PASSAGE PROVIDED section start
The source file on the Coverdisk (framework.asm) is a small but invaluable program. Most games tend to 'bash the metal' which simply means that the operating system is not used — 'trashed' — which leaves us with 512K of free memory and full control over all of the hardware. This is required near the end of writing a game when memory may be short, but it means having to reset the machine and reload the assembler and source, each time we test a program.

To get around this when trying out programs we can be nice the operating system by properly allocating some memory, using DOS to load some files, then WHACK, hit it where it hurts and take over the system. Once our program has done what it wants we revive the operating system: it has no idea what happened, so it carries on as usual.

This allows us to test virtually every aspect of a game as if it had complete control of the machine. Of course if there are bugs in the code being tested which cause a crash, a reset will have to be performed. It is always nicer to work from RAM disk but be sure to save to disk regularly. A recoverable RAM disk is very useful if you have expansion memory. ASDG produce one (VDO:) which is by far the most bomb-proof: Menace was completely written using this, yet it survived 99% of crashes.

Framework uses the minimum of operating system routines to get by. This is the only time in this series that operating system routines will be used, so a quick run-through of their use is in order before we delve into the more meaty hardware.


To get access to certain system routines, such as DOS loading, requires us to open an associated library, which simply returns the address of a table containing some variables and addresses of the routines to call. Framework opens the graphics library to find the address of the system copperlist (more about this later). It also opens the DOS (Disk Operating System) library to access disk routines.


An exec library routine (the exec library is always in memory) to ask the system for some free memory is called. Even if you multitask your assembler there should be around 200K free for testing. Framework will simply exit if not enough memory could be allocated. Only CHIP memory (the specialist hardware can only access the first 512K, termed chip memory) is allocated because virtually all data used by a game has to be accessed by the hardware.

DOS Open/Read/Close

There are no DOS routines in framework at the moment as there was no need at this stage. These will appear next month to allow us to load any file into our allocated memory. Files can also be included straight into the source with the INCBIN directive: however, this tends to make assembly time quite long. DOS routines are simple to use so we'll take this path.

The above is the full extent of the operating system routines used. The rest of Framework basically consists of two routines, TakeSystem & FreeSystem.

TakeSystem saves all the vital information about the system, namely copper list addresses, and DMA and interrupt status. The system is then stopped by disabling all interrupts and DMA channels. This frees us to set up our own values.
PASSAGE PROVIDED section end
> _LIST OF TASKS_
#1 In the Framework passage, which library does Framework open to find the address of the system copperlist?
#2 Reproduce the Framework passage starting at "The above is" and ending at "our own values.".
GIVEN INFORMATION section start
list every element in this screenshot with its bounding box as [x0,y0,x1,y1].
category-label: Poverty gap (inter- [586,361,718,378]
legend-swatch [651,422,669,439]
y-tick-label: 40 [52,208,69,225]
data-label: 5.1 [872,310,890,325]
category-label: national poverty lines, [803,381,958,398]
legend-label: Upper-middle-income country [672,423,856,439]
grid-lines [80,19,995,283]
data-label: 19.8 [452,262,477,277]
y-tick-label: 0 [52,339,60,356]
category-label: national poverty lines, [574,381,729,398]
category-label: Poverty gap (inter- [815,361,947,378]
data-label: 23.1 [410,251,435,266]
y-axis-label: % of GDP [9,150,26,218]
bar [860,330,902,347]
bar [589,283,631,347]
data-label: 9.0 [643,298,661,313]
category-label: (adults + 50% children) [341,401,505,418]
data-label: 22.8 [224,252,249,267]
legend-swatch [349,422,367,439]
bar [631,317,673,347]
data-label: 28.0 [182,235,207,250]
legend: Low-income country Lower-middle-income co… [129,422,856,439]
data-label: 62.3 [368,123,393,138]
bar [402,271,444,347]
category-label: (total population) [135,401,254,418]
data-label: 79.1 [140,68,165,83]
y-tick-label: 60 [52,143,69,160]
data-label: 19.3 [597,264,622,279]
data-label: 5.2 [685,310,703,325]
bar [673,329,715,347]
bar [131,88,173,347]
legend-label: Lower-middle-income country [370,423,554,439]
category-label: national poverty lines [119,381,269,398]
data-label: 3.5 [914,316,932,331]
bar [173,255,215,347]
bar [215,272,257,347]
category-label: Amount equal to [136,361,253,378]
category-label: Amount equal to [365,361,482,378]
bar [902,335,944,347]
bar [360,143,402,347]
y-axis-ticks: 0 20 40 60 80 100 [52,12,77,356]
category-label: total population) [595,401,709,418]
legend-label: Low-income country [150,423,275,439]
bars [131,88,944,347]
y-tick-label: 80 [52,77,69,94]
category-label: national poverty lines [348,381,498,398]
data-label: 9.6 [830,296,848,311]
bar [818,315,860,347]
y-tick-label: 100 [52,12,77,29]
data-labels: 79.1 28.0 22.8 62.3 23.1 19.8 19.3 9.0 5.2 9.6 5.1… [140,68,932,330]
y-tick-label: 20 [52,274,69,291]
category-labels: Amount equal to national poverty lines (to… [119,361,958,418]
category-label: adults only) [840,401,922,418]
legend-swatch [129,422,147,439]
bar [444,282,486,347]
GIVEN INFORMATION section end
> _ANSWERS TO THE TASKS_
#1 The graphics library.

#2
The above is the full extent of the operating system routines used. The rest of Framework basically consists of two routines, TakeSystem & FreeSystem.

TakeSystem saves all the vital information about the system, namely copper list addresses, and DMA and interrupt status. The system is then stopped by disabling all interrupts and DMA channels. This frees us to set up our own values.